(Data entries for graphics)
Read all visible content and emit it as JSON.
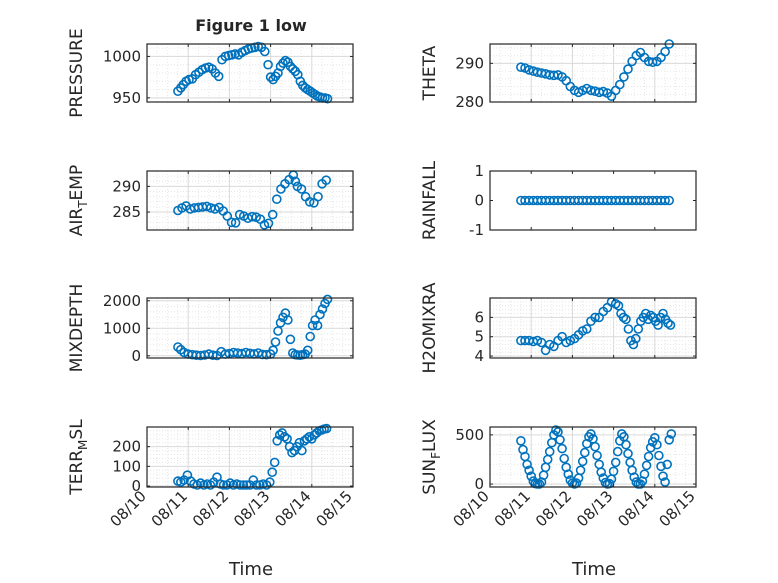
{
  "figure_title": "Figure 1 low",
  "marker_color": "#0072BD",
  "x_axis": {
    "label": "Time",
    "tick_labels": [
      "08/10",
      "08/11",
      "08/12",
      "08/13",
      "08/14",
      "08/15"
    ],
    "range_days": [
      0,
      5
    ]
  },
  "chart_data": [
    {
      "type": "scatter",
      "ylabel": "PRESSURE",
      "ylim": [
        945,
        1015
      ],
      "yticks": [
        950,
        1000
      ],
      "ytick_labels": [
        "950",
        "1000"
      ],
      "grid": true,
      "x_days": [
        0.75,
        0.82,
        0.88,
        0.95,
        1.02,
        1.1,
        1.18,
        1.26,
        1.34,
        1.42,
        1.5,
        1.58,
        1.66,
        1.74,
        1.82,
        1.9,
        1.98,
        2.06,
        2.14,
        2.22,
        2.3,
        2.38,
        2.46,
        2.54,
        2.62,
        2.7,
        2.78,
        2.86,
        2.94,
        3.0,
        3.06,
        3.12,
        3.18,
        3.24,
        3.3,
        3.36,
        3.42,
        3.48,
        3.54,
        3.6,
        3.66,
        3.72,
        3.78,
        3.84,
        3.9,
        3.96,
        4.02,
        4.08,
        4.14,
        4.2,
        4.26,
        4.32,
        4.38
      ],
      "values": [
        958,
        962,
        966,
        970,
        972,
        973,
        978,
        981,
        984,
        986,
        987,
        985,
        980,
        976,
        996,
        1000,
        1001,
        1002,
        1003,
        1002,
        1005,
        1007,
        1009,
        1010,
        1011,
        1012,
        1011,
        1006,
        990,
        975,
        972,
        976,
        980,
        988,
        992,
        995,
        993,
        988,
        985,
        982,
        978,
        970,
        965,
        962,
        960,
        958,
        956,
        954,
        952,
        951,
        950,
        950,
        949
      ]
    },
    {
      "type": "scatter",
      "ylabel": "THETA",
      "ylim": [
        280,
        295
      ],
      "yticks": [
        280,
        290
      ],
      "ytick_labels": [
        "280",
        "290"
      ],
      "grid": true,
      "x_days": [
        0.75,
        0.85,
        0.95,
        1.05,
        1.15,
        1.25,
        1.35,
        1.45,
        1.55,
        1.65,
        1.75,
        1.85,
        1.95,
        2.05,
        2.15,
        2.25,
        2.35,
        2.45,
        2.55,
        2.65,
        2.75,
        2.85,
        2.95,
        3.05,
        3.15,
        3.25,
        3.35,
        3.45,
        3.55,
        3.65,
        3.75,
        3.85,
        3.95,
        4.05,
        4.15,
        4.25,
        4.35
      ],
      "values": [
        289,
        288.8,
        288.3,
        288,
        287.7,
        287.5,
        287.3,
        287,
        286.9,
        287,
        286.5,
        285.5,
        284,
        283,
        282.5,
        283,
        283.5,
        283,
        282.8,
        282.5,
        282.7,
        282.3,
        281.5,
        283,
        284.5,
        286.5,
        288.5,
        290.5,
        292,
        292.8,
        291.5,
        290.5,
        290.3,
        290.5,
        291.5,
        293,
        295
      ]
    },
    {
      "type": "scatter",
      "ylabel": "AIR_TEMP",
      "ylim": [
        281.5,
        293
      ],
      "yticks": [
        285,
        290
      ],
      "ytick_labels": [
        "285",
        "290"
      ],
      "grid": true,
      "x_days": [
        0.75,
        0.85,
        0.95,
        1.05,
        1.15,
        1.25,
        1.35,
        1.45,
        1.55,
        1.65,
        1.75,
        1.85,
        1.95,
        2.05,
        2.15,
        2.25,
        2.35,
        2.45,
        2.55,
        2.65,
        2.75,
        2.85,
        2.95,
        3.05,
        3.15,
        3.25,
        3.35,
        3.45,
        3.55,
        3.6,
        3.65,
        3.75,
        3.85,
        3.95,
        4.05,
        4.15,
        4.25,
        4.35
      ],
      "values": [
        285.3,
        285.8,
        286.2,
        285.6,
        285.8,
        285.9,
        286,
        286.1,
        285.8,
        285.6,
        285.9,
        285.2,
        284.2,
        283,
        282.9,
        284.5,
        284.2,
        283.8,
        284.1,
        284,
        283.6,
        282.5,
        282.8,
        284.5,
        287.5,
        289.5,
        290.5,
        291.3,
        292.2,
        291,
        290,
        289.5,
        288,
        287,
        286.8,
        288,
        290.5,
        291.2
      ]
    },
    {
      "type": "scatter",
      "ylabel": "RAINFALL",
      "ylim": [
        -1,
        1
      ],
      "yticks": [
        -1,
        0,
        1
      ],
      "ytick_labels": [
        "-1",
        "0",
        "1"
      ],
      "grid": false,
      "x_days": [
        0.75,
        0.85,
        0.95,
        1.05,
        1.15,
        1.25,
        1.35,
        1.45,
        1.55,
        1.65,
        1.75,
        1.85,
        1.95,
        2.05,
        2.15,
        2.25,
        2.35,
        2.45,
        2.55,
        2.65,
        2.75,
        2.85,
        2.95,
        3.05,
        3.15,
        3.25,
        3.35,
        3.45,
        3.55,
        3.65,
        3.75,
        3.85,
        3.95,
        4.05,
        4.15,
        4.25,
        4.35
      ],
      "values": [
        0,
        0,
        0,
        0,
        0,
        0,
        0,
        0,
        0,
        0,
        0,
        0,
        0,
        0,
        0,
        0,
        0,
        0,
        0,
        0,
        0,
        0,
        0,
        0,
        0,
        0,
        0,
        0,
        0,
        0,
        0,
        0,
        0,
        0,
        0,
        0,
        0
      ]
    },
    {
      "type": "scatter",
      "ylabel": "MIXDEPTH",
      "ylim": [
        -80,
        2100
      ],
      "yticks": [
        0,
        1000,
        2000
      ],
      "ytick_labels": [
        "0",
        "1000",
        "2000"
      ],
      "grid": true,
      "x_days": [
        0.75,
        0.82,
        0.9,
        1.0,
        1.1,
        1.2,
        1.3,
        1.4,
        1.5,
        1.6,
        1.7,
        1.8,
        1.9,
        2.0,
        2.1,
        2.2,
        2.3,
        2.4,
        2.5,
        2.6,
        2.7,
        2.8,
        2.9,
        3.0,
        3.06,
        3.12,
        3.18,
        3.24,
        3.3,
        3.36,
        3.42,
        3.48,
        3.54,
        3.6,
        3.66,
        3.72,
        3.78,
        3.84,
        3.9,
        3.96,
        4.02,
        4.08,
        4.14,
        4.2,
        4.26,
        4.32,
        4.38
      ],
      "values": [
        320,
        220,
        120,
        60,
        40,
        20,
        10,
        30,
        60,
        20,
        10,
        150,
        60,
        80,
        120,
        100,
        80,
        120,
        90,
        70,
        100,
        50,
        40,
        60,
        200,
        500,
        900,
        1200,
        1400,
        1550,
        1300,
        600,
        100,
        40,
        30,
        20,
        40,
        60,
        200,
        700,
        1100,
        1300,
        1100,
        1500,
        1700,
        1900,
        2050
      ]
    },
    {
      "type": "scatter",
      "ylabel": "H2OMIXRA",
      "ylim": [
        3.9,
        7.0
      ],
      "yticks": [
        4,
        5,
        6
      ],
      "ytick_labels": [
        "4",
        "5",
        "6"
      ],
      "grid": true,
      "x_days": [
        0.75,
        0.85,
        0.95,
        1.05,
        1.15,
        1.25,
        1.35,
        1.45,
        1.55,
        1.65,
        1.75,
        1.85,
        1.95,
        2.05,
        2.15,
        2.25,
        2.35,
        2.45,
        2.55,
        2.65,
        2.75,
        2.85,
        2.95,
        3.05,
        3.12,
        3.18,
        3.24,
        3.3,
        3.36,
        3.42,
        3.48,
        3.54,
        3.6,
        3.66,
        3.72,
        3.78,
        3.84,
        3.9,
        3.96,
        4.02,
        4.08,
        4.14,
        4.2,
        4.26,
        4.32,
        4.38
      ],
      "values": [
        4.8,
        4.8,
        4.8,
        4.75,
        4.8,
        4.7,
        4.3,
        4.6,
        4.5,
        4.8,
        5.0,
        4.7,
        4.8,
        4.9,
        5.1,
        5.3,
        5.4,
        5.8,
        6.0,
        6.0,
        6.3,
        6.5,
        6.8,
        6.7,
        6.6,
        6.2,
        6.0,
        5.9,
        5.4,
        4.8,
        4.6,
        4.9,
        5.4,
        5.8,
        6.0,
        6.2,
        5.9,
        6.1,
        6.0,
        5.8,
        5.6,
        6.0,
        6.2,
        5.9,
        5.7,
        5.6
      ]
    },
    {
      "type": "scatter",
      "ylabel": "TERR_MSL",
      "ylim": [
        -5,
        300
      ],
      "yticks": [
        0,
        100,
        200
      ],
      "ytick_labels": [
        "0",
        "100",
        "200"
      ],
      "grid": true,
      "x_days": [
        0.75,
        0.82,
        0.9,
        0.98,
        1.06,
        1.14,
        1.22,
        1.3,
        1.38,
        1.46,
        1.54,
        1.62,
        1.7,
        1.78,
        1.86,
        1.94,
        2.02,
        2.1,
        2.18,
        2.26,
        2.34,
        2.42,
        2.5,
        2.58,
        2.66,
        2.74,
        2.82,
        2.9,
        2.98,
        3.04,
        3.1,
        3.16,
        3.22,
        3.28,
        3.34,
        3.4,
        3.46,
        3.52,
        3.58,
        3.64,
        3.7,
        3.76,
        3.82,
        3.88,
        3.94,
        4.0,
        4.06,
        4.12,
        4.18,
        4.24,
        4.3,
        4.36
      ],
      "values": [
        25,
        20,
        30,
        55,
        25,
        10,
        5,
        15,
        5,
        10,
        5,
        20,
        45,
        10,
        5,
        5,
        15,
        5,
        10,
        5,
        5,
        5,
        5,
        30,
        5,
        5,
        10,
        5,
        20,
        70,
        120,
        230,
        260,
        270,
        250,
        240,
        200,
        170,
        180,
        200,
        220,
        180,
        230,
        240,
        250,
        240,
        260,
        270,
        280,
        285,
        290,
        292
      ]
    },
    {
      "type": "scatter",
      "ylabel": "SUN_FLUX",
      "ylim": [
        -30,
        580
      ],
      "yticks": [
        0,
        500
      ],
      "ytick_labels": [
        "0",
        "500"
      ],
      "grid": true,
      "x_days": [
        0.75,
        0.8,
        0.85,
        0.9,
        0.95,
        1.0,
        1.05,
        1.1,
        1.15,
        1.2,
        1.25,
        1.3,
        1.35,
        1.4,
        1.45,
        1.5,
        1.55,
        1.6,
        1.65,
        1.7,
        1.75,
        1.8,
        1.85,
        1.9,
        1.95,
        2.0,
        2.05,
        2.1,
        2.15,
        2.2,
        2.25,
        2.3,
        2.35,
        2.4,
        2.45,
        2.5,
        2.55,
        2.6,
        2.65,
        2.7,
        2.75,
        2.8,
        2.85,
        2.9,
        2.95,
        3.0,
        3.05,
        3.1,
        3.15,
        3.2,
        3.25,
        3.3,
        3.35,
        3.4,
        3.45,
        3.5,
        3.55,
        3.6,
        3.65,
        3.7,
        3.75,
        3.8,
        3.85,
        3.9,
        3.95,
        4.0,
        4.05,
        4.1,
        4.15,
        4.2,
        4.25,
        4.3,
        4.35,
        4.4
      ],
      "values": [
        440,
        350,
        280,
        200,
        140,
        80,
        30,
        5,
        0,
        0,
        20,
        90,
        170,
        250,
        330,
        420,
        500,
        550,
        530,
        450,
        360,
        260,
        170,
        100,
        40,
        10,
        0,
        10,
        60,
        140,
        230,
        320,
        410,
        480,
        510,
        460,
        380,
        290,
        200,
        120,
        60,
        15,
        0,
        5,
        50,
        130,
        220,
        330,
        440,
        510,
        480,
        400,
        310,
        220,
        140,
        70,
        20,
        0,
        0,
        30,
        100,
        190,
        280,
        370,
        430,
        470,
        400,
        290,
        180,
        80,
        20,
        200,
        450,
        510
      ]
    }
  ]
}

§ STATED TASK:
For each line of the entries that includes "ylabel", show that line.

§ EXPECTED ANSWER:
      "ylabel": "PRESSURE",
      "ylabel": "THETA",
      "ylabel": "AIR_TEMP",
      "ylabel": "RAINFALL",
      "ylabel": "MIXDEPTH",
      "ylabel": "H2OMIXRA",
      "ylabel": "TERR_MSL",
      "ylabel": "SUN_FLUX",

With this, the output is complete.